Dataset entries on figures:
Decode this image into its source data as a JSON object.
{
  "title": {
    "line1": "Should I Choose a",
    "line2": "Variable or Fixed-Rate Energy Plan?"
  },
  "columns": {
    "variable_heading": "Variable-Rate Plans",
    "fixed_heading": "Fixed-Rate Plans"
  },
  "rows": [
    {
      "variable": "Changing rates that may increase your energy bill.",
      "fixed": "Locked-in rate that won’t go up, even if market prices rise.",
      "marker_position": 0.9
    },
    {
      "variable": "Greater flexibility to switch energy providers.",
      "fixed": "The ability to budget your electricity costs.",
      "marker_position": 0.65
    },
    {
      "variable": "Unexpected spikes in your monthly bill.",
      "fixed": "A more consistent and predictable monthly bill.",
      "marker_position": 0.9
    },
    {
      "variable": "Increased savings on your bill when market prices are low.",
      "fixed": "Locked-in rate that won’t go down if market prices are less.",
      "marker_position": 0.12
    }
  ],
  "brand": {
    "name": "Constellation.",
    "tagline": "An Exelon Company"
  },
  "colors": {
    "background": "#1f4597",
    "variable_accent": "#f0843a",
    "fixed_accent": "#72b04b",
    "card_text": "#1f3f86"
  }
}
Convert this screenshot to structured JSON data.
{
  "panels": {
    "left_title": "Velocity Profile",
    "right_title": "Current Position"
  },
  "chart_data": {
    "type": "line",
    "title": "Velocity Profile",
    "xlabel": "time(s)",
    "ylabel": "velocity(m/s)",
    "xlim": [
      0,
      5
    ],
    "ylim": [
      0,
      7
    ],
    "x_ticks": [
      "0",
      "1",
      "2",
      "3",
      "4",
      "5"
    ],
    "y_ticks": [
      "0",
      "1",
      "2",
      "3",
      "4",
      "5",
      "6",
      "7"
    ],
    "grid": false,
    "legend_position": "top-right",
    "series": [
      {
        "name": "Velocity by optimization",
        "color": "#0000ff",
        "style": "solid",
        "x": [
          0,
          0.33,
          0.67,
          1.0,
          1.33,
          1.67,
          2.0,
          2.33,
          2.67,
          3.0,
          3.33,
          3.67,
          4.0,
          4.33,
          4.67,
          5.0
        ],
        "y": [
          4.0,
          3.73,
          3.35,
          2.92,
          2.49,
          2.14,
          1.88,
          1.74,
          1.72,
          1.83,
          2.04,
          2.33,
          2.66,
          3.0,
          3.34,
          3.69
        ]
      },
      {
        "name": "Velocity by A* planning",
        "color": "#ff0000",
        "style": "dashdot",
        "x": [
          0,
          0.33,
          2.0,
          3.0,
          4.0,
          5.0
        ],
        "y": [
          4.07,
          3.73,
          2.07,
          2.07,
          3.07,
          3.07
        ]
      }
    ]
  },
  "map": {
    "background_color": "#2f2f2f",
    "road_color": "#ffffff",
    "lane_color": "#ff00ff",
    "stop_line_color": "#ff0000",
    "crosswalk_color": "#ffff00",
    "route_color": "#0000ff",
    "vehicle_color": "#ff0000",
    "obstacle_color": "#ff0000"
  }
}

#### [BRIEF]
Print out the whole listing exactly as it appears.

#### [RESULT FOR THIS TASK]
Decode this image into its source data as a JSON object.
{
  "title": {
    "line1": "Should I Choose a",
    "line2": "Variable or Fixed-Rate Energy Plan?"
  },
  "columns": {
    "variable_heading": "Variable-Rate Plans",
    "fixed_heading": "Fixed-Rate Plans"
  },
  "rows": [
    {
      "variable": "Changing rates that may increase your energy bill.",
      "fixed": "Locked-in rate that won’t go up, even if market prices rise.",
      "marker_position": 0.9
    },
    {
      "variable": "Greater flexibility to switch energy providers.",
      "fixed": "The ability to budget your electricity costs.",
      "marker_position": 0.65
    },
    {
      "variable": "Unexpected spikes in your monthly bill.",
      "fixed": "A more consistent and predictable monthly bill.",
      "marker_position": 0.9
    },
    {
      "variable": "Increased savings on your bill when market prices are low.",
      "fixed": "Locked-in rate that won’t go down if market prices are less.",
      "marker_position": 0.12
    }
  ],
  "brand": {
    "name": "Constellation.",
    "tagline": "An Exelon Company"
  },
  "colors": {
    "background": "#1f4597",
    "variable_accent": "#f0843a",
    "fixed_accent": "#72b04b",
    "card_text": "#1f3f86"
  }
}
Convert this screenshot to structured JSON data.
{
  "panels": {
    "left_title": "Velocity Profile",
    "right_title": "Current Position"
  },
  "chart_data": {
    "type": "line",
    "title": "Velocity Profile",
    "xlabel": "time(s)",
    "ylabel": "velocity(m/s)",
    "xlim": [
      0,
      5
    ],
    "ylim": [
      0,
      7
    ],
    "x_ticks": [
      "0",
      "1",
      "2",
      "3",
      "4",
      "5"
    ],
    "y_ticks": [
      "0",
      "1",
      "2",
      "3",
      "4",
      "5",
      "6",
      "7"
    ],
    "grid": false,
    "legend_position": "top-right",
    "series": [
      {
        "name": "Velocity by optimization",
        "color": "#0000ff",
        "style": "solid",
        "x": [
          0,
          0.33,
          0.67,
          1.0,
          1.33,
          1.67,
          2.0,
          2.33,
          2.67,
          3.0,
          3.33,
          3.67,
          4.0,
          4.33,
          4.67,
          5.0
        ],
        "y": [
          4.0,
          3.73,
          3.35,
          2.92,
          2.49,
          2.14,
          1.88,
          1.74,
          1.72,
          1.83,
          2.04,
          2.33,
          2.66,
          3.0,
          3.34,
          3.69
        ]
      },
      {
        "name": "Velocity by A* planning",
        "color": "#ff0000",
        "style": "dashdot",
        "x": [
          0,
          0.33,
          2.0,
          3.0,
          4.0,
          5.0
        ],
        "y": [
          4.07,
          3.73,
          2.07,
          2.07,
          3.07,
          3.07
        ]
      }
    ]
  },
  "map": {
    "background_color": "#2f2f2f",
    "road_color": "#ffffff",
    "lane_color": "#ff00ff",
    "stop_line_color": "#ff0000",
    "crosswalk_color": "#ffff00",
    "route_color": "#0000ff",
    "vehicle_color": "#ff0000",
    "obstacle_color": "#ff0000"
  }
}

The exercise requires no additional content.